==== Teks Pilihan

Ada yang mengatakan "biar hati
dululah yang dihijab. Baru kemudian anggota tubuh dihijab", ada pula yang
mengatakan "itu perintah agama, jadi wajib bagi setiap wanita". Lalu
bagaimana seharusnya kita menyikapi dari ilmu keawaman (saya orang awam
loh....!!!).
Pada dasarnya hijab atau menutupi
bagian tubuh wanita kecuali muka (ada yang bilang mata, karena melihat budaya
di Timur Tengah sana agar tidak kemasukan debu) merupakan anjuran agama (untuk
kejelasan dalilnya, bisa ditanyakan ke para Yai atau Ustad yang anaknya tidak
berhijab). Namun disatu sisi juga ada segi keuntungannya, baik itu dari ilmu psikologi, sosial, dan juga dari sisi agama itu sendiri.
Ditinjau dari ilmu psikologi, dengan
berhijab akan menumbuhkan sifat malu (kalau sudah berhijab tapi tidak asa sifat
malu, mengutip Bang Haji Roma, itu dinamakan memalukan!!!). Dengan sifat malu
itu, maka dengan sendirinya (diharapkan) akan ada sifat untuk menjaga diri dari
hal-hal yang bertentangan dengan hijabnya.

========

■ **Ringkasan Tugas 1**
Menurut teks tentang hijab, dari sisi apa saja berhijab memiliki keuntungan? Sebutkan semuanya.
■ **Ringkasan Tugas 2**
Cetak ulang baris-baris dalam rekaman, mulai dari baris yang memuat "chevron-up-icon[interactable] [826,536,852,557]" sampai baris yang memuat "total-stake-label: Total Stake", keduanya termasuk.
Teks dan rekaman ini tidak saling berkaitan.

==== Rekaman untuk Diproses

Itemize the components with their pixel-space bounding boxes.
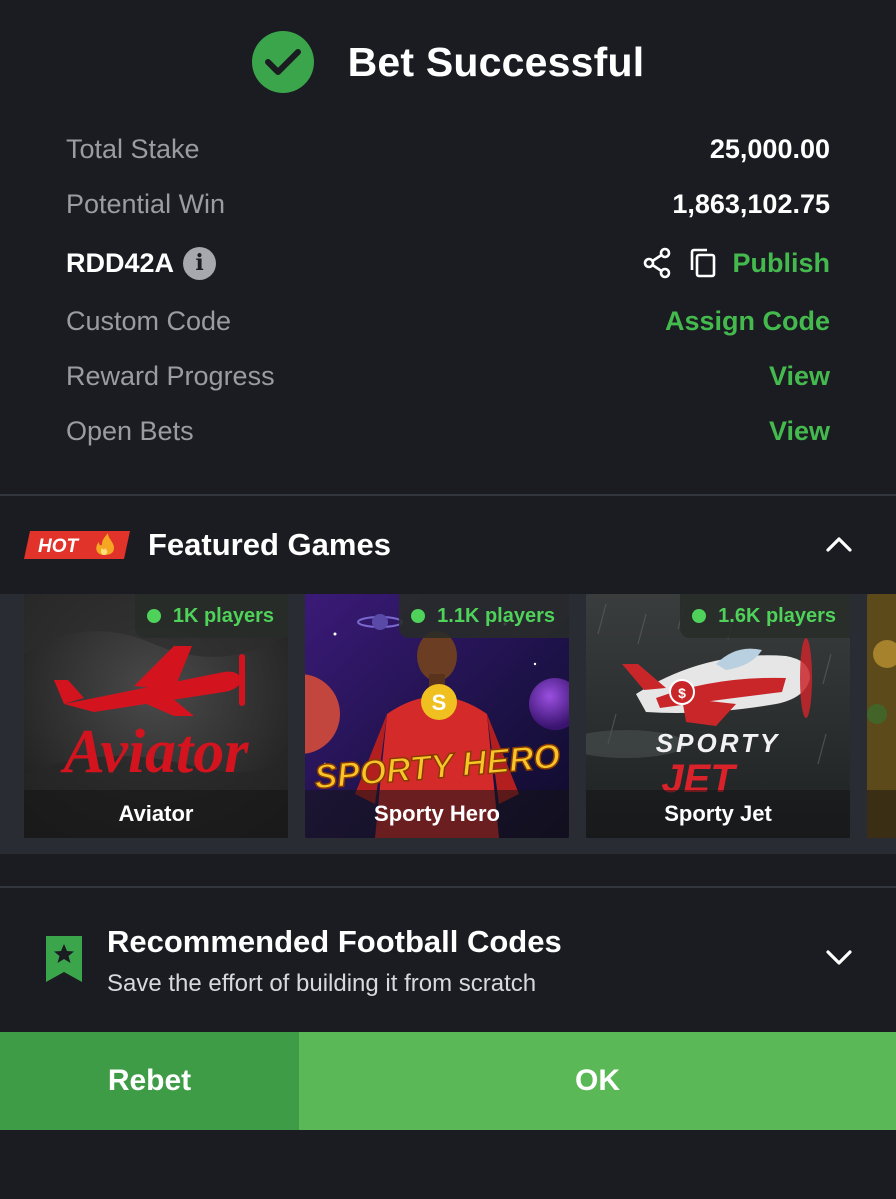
chevron-up-icon[interactable] [826,536,852,557]
recommended-codes-title: Recommended Football Codes [107,924,562,959]
recommended-codes-section[interactable]: Recommended Football Codes Save the effo… [0,888,896,1030]
publish-link[interactable]: Publish [732,248,830,279]
online-dot-icon [411,609,426,623]
custom-code-label: Custom Code [66,306,232,336]
players-badge: 1.6K players [680,594,850,638]
open-bets-label: Open Bets [66,416,194,446]
players-count: 1K players [172,604,274,627]
booking-code: RDD42A [66,247,175,278]
players-badge: 1.1K players [399,594,569,638]
open-bets-row: Open Bets View [66,404,830,459]
success-header: Bet Successful [0,0,896,124]
partial-game-artwork [867,594,896,838]
booking-code-row: RDD42A i Publish [66,232,830,294]
total-stake-label: Total Stake [66,134,200,164]
total-stake-row: Total Stake 25,000.00 [66,122,830,177]
bookmark-star-icon [44,934,84,989]
potential-win-value: 1,863,102.75 [672,189,830,219]
featured-games-title: Featured Games [148,527,391,562]
bottom-bar [0,1130,896,1199]
reward-progress-view-link[interactable]: View [769,361,830,392]
open-bets-view-link[interactable]: View [769,416,830,447]
action-buttons: Rebet OK [0,1032,896,1130]
featured-games-header[interactable]: HOT Featured Games [0,496,896,594]
players-count: 1.6K players [718,604,836,627]
online-dot-icon [146,609,161,623]
page-title: Bet Successful [347,38,645,85]
svg-text:S: S [432,690,447,715]
game-card-sporty-jet[interactable]: $ SPORTY JET 1.6K players Sporty Jet [586,594,850,838]
aviator-logo-text: Aviator [60,718,250,786]
game-card-aviator[interactable]: Aviator 1K players Aviator [24,594,288,838]
chevron-down-icon[interactable] [826,950,852,971]
online-dot-icon [692,609,707,623]
recommended-codes-subtitle: Save the effort of building it from scra… [107,970,537,997]
rebet-button[interactable]: Rebet [0,1032,299,1130]
total-stake-value: 25,000.00 [709,134,830,164]
players-count: 1.1K players [437,604,555,627]
game-name: Aviator [24,790,288,838]
hot-badge: HOT [24,531,130,559]
custom-code-row: Custom Code Assign Code [66,294,830,349]
players-badge: 1K players [134,594,288,638]
game-name: Sporty Jet [586,790,850,838]
reward-progress-label: Reward Progress [66,361,275,391]
check-circle-icon [251,31,314,93]
bet-summary: Total Stake 25,000.00 Potential Win 1,86… [66,122,830,459]
game-card-partial[interactable] [867,594,896,838]
svg-text:$: $ [678,685,686,701]
hot-badge-text: HOT [38,536,80,557]
copy-icon[interactable] [688,247,718,279]
potential-win-row: Potential Win 1,863,102.75 [66,177,830,232]
game-card-sporty-hero[interactable]: S SPORTY HERO 1.1K players Sporty Hero [305,594,569,838]
featured-games-carousel[interactable]: Aviator 1K players Aviator S SPORTY HERO… [0,594,896,854]
assign-code-link[interactable]: Assign Code [665,306,830,337]
info-icon[interactable]: i [183,246,217,280]
reward-progress-row: Reward Progress View [66,349,830,404]
share-icon[interactable] [642,247,672,279]
ok-button[interactable]: OK [299,1032,896,1130]
potential-win-label: Potential Win [66,189,226,219]
game-name: Sporty Hero [305,790,569,838]
sporty-jet-logo-text-top: SPORTY [656,728,780,758]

========

■ **Jawaban Akhir 1**
Psikologi, sosial, dan agama.

■ **Jawaban Akhir 2**
chevron-up-icon[interactable] [826,536,852,557]
recommended-codes-title: Recommended Football Codes [107,924,562,959]
recommended-codes-section[interactable]: Recommended Football Codes Save the effo… [0,888,896,1030]
publish-link[interactable]: Publish [732,248,830,279]
online-dot-icon [411,609,426,623]
custom-code-label: Custom Code [66,306,232,336]
players-badge: 1.6K players [680,594,850,638]
open-bets-label: Open Bets [66,416,194,446]
players-count: 1K players [172,604,274,627]
booking-code: RDD42A [66,247,175,278]
players-badge: 1.1K players [399,594,569,638]
open-bets-row: Open Bets View [66,404,830,459]
success-header: Bet Successful [0,0,896,124]
partial-game-artwork [867,594,896,838]
booking-code-row: RDD42A i Publish [66,232,830,294]
total-stake-label: Total Stake [66,134,200,164]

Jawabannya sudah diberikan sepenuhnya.